→ **WORK INSTRUCTIONS**
Give only the number of lines where "this" occurs.

#### SOURCE MATERIAL ####

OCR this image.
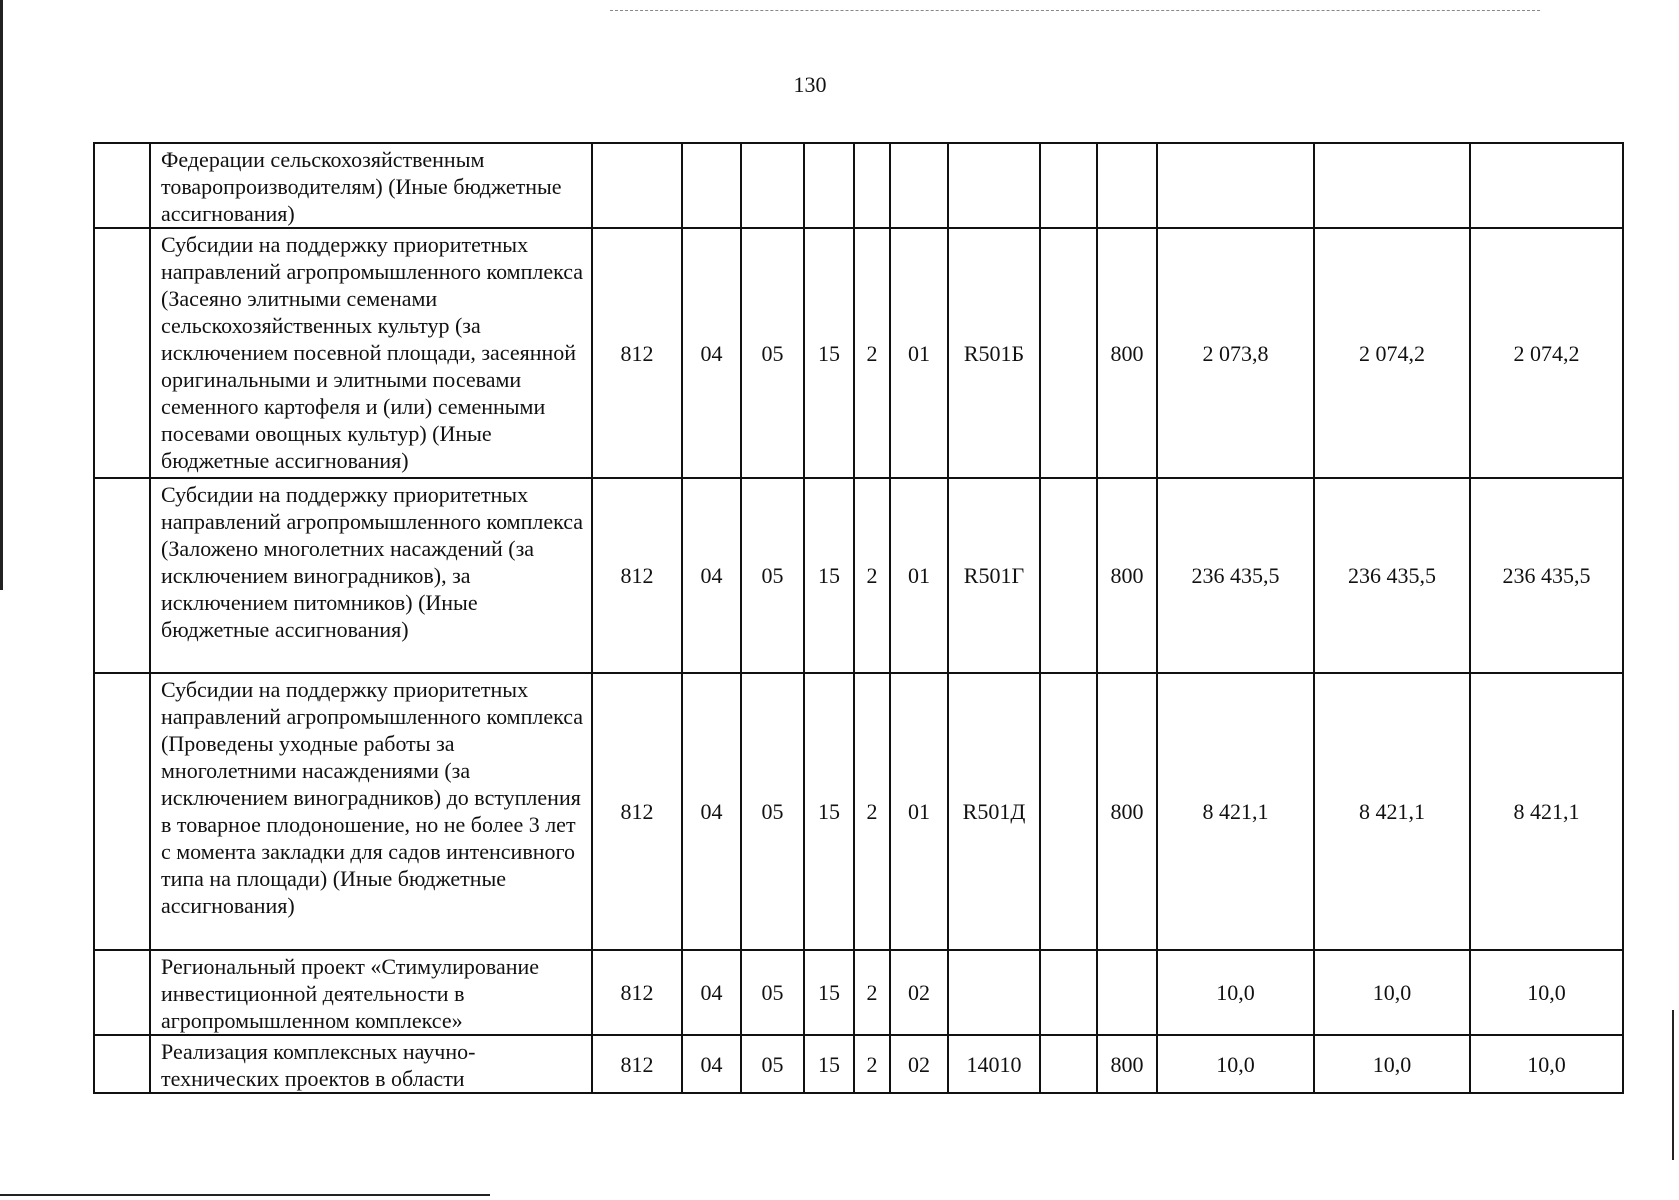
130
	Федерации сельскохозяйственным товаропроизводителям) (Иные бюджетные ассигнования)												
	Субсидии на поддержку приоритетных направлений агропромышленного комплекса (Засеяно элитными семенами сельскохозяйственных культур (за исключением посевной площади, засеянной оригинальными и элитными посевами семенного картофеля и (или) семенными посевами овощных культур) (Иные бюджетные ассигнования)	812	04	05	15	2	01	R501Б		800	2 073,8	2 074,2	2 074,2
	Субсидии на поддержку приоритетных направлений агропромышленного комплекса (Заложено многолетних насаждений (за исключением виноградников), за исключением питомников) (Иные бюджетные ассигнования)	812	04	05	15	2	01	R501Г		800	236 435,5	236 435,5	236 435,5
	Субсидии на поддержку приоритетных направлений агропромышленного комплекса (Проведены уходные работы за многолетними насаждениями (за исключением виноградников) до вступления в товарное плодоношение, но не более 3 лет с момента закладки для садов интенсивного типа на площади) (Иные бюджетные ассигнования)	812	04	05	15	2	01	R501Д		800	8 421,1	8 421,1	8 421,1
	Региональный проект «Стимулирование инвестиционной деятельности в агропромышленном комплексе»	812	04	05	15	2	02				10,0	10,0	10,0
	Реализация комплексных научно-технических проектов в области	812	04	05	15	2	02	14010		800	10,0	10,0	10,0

####
#### SOURCE MATERIAL ####

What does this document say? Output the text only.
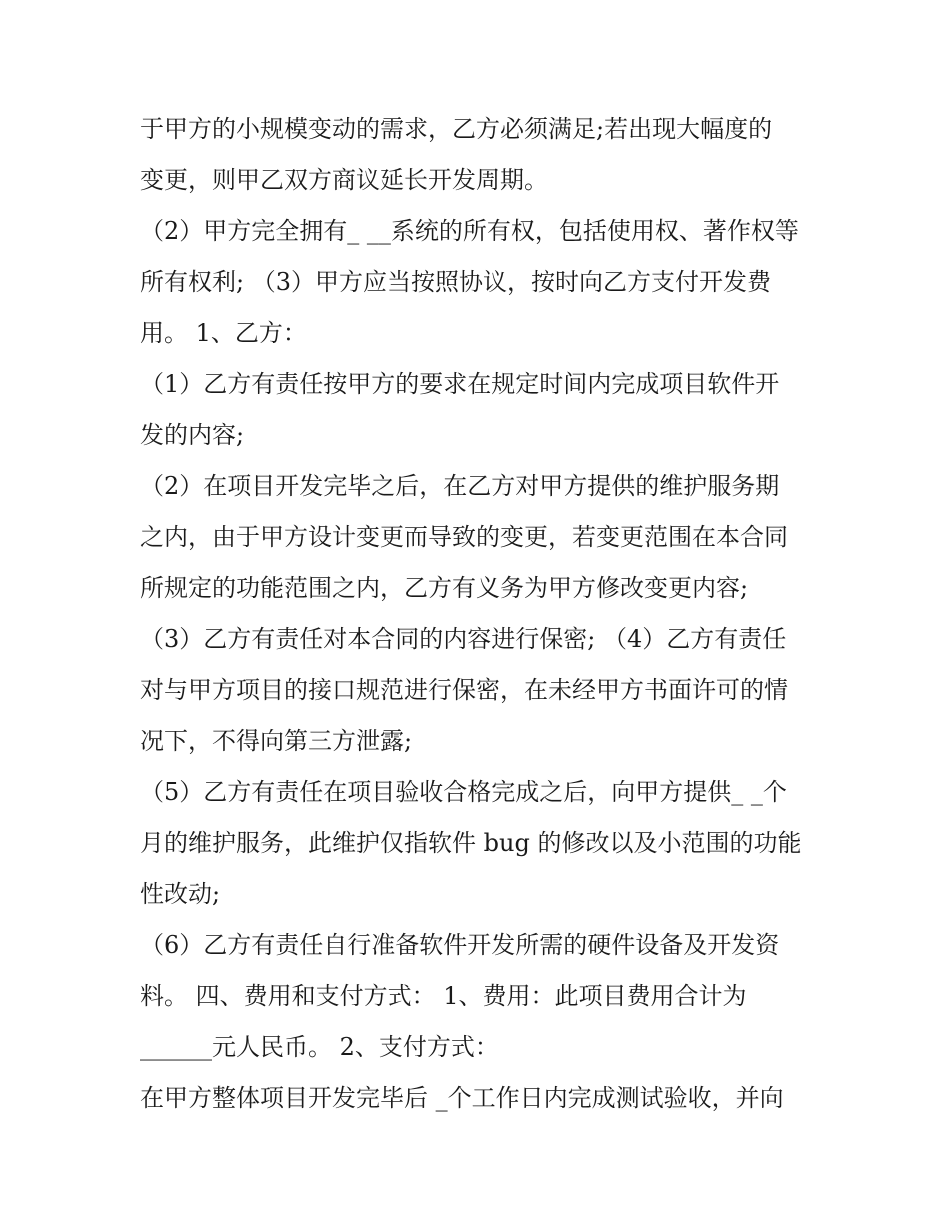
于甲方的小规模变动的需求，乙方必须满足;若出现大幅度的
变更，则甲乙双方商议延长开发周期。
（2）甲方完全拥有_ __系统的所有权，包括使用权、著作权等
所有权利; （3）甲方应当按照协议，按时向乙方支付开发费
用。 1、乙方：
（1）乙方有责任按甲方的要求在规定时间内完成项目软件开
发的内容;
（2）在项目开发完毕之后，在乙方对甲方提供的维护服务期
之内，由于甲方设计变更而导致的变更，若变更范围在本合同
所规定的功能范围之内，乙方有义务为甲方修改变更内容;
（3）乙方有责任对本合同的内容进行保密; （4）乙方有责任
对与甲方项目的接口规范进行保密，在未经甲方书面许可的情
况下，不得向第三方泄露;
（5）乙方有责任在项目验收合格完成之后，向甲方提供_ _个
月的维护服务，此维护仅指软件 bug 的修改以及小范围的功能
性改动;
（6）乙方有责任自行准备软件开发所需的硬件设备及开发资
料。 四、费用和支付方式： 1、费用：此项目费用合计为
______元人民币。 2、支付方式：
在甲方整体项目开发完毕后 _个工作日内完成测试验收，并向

####

→ **EXERCISE ANSWER**
2